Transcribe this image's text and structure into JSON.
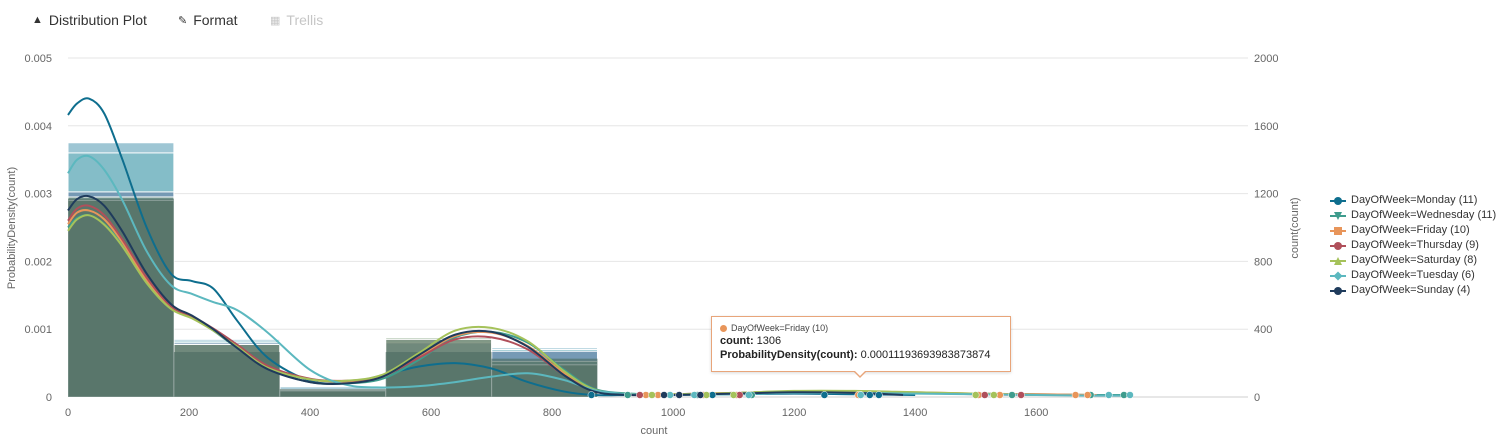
{
  "toolbar": {
    "distribution_plot": "Distribution Plot",
    "format": "Format",
    "trellis": "Trellis"
  },
  "chart_data": {
    "type": "bar",
    "xlabel": "count",
    "ylabel": "ProbabilityDensity(count)",
    "y2label": "count(count)",
    "xlim": [
      0,
      1950
    ],
    "ylim": [
      0,
      0.005
    ],
    "y2lim": [
      0,
      2000
    ],
    "x_ticks": [
      0,
      200,
      400,
      600,
      800,
      1000,
      1200,
      1400,
      1600
    ],
    "y_ticks": [
      0,
      0.001,
      0.002,
      0.003,
      0.004,
      0.005
    ],
    "y_tick_labels": [
      "0",
      "0.001",
      "0.002",
      "0.003",
      "0.004",
      "0.005"
    ],
    "y2_ticks": [
      0,
      400,
      800,
      1200,
      1600,
      2000
    ],
    "grid": true,
    "legend_position": "right",
    "bin_edges": [
      0,
      175,
      350,
      525,
      700,
      875
    ],
    "histogram_counts": [
      1500,
      340,
      60,
      340,
      290
    ],
    "histogram_layers": [
      {
        "values": [
          1500,
          340,
          60,
          340,
          290
        ],
        "color": "#4f97b0"
      },
      {
        "values": [
          1440,
          330,
          45,
          330,
          280
        ],
        "color": "#6fb6bd"
      },
      {
        "values": [
          1210,
          320,
          40,
          320,
          270
        ],
        "color": "#6b7ea6"
      },
      {
        "values": [
          1180,
          310,
          38,
          350,
          210
        ],
        "color": "#7b9c79"
      },
      {
        "values": [
          1160,
          310,
          36,
          340,
          190
        ],
        "color": "#6a7a68"
      }
    ],
    "series": [
      {
        "name": "DayOfWeek=Monday (11)",
        "color": "#0e6e8e",
        "marker": "circle",
        "x": [
          0,
          15,
          35,
          60,
          90,
          130,
          170,
          205,
          240,
          280,
          330,
          400,
          460,
          520,
          580,
          640,
          700,
          760,
          820,
          870,
          930,
          1000,
          1100,
          1200,
          1300,
          1400
        ],
        "y": [
          0.00416,
          0.00433,
          0.0044,
          0.00418,
          0.0035,
          0.0025,
          0.00182,
          0.00171,
          0.0016,
          0.00112,
          0.00058,
          0.00024,
          0.00021,
          0.00032,
          0.00045,
          0.0005,
          0.00042,
          0.00022,
          8e-05,
          3e-05,
          3e-05,
          3e-05,
          4e-05,
          5e-05,
          4e-05,
          3e-05
        ],
        "points": [
          865,
          1045,
          1065,
          1250,
          1310,
          1325,
          1340
        ]
      },
      {
        "name": "DayOfWeek=Wednesday (11)",
        "color": "#3e9c8d",
        "marker": "triangle-down",
        "x": [
          0,
          15,
          35,
          60,
          90,
          130,
          170,
          205,
          240,
          280,
          330,
          400,
          460,
          520,
          580,
          640,
          700,
          760,
          820,
          870,
          930,
          1000,
          1100,
          1200,
          1300,
          1400,
          1500,
          1600,
          1700,
          1750
        ],
        "y": [
          0.0025,
          0.00264,
          0.00268,
          0.00255,
          0.00225,
          0.0017,
          0.00135,
          0.00118,
          0.00098,
          0.00072,
          0.00042,
          0.00022,
          0.0002,
          0.00027,
          0.00055,
          0.00088,
          0.00096,
          0.0008,
          0.0004,
          0.00012,
          5e-05,
          4e-05,
          5e-05,
          7e-05,
          7e-05,
          6e-05,
          5e-05,
          4e-05,
          3e-05,
          3e-05
        ],
        "points": [
          925,
          1040,
          1130,
          1310,
          1500,
          1560,
          1690,
          1745
        ]
      },
      {
        "name": "DayOfWeek=Friday (10)",
        "color": "#e8955a",
        "marker": "square",
        "x": [
          0,
          15,
          35,
          60,
          90,
          130,
          170,
          205,
          240,
          280,
          330,
          400,
          460,
          520,
          580,
          640,
          700,
          760,
          820,
          870,
          930,
          1000,
          1100,
          1200,
          1300,
          1400,
          1500,
          1600,
          1700
        ],
        "y": [
          0.00255,
          0.00272,
          0.00275,
          0.00262,
          0.00228,
          0.00172,
          0.00132,
          0.00118,
          0.001,
          0.00075,
          0.00044,
          0.00026,
          0.00023,
          0.0003,
          0.0006,
          0.0009,
          0.00095,
          0.00075,
          0.00035,
          0.0001,
          4e-05,
          4e-05,
          6e-05,
          8e-05,
          8e-05,
          7e-05,
          5e-05,
          4e-05,
          3e-05
        ],
        "points": [
          955,
          975,
          1010,
          1050,
          1105,
          1306,
          1505,
          1540,
          1665,
          1685
        ]
      },
      {
        "name": "DayOfWeek=Thursday (9)",
        "color": "#b04f5a",
        "marker": "circle",
        "x": [
          0,
          15,
          35,
          60,
          90,
          130,
          170,
          205,
          240,
          280,
          330,
          400,
          460,
          520,
          580,
          640,
          700,
          760,
          820,
          870,
          930,
          1000,
          1100,
          1200,
          1300,
          1400,
          1500,
          1600
        ],
        "y": [
          0.0026,
          0.00278,
          0.00282,
          0.00268,
          0.00232,
          0.00176,
          0.00134,
          0.00119,
          0.00101,
          0.00077,
          0.00046,
          0.00027,
          0.00024,
          0.00031,
          0.00058,
          0.00085,
          0.00088,
          0.0007,
          0.00032,
          9e-05,
          4e-05,
          4e-05,
          6e-05,
          8e-05,
          8e-05,
          6e-05,
          4e-05,
          3e-05
        ],
        "points": [
          945,
          1045,
          1110,
          1515,
          1575
        ]
      },
      {
        "name": "DayOfWeek=Saturday (8)",
        "color": "#a5c25a",
        "marker": "triangle-up",
        "x": [
          0,
          15,
          35,
          60,
          90,
          130,
          170,
          205,
          240,
          280,
          330,
          400,
          460,
          520,
          580,
          640,
          700,
          760,
          820,
          870,
          930,
          1000,
          1100,
          1200,
          1300,
          1400,
          1500,
          1600
        ],
        "y": [
          0.00245,
          0.00262,
          0.00268,
          0.00254,
          0.00222,
          0.00168,
          0.0013,
          0.00116,
          0.00098,
          0.00074,
          0.00043,
          0.00026,
          0.00024,
          0.00033,
          0.00065,
          0.00098,
          0.00102,
          0.00082,
          0.00038,
          0.00011,
          4e-05,
          4e-05,
          6e-05,
          9e-05,
          9e-05,
          7e-05,
          5e-05,
          3e-05
        ],
        "points": [
          965,
          1055,
          1100,
          1500,
          1530
        ]
      },
      {
        "name": "DayOfWeek=Tuesday (6)",
        "color": "#5cb8bf",
        "marker": "diamond",
        "x": [
          0,
          15,
          35,
          60,
          90,
          130,
          170,
          205,
          240,
          280,
          330,
          400,
          460,
          520,
          580,
          640,
          700,
          760,
          820,
          870,
          930,
          1000,
          1100,
          1200,
          1300,
          1400,
          1500,
          1600,
          1700,
          1760
        ],
        "y": [
          0.0033,
          0.0035,
          0.00355,
          0.00335,
          0.0029,
          0.00215,
          0.00165,
          0.00152,
          0.0014,
          0.00128,
          0.00095,
          0.0004,
          0.00018,
          0.00014,
          0.00016,
          0.00022,
          0.0003,
          0.00035,
          0.00025,
          0.0001,
          4e-05,
          3e-05,
          4e-05,
          6e-05,
          6e-05,
          5e-05,
          4e-05,
          3e-05,
          2e-05,
          2e-05
        ],
        "points": [
          995,
          1035,
          1125,
          1310,
          1720,
          1755
        ]
      },
      {
        "name": "DayOfWeek=Sunday (4)",
        "color": "#1f3b5c",
        "marker": "circle",
        "x": [
          0,
          15,
          35,
          60,
          90,
          130,
          170,
          205,
          240,
          280,
          330,
          400,
          460,
          520,
          580,
          640,
          700,
          760,
          820,
          870,
          930,
          1000,
          1100,
          1200,
          1300,
          1380
        ],
        "y": [
          0.00275,
          0.00292,
          0.00296,
          0.00282,
          0.00244,
          0.00182,
          0.00137,
          0.0012,
          0.001,
          0.00072,
          0.00041,
          0.00022,
          0.0002,
          0.0003,
          0.00062,
          0.00092,
          0.00096,
          0.00074,
          0.00032,
          8e-05,
          3e-05,
          3e-05,
          5e-05,
          7e-05,
          6e-05,
          3e-05
        ],
        "points": [
          985,
          1010,
          1045
        ]
      }
    ]
  },
  "tooltip": {
    "series": "DayOfWeek=Friday (10)",
    "count_label": "count:",
    "count_value": "1306",
    "density_label": "ProbabilityDensity(count):",
    "density_value": "0.00011193693983873874"
  }
}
==*==
- **TASK INSTRUCTIONS**: Tally up how many lines in the preceding listing contain the word "DayOfWeek". Give nothing but the number.

- **TASK RESPONSE**: 8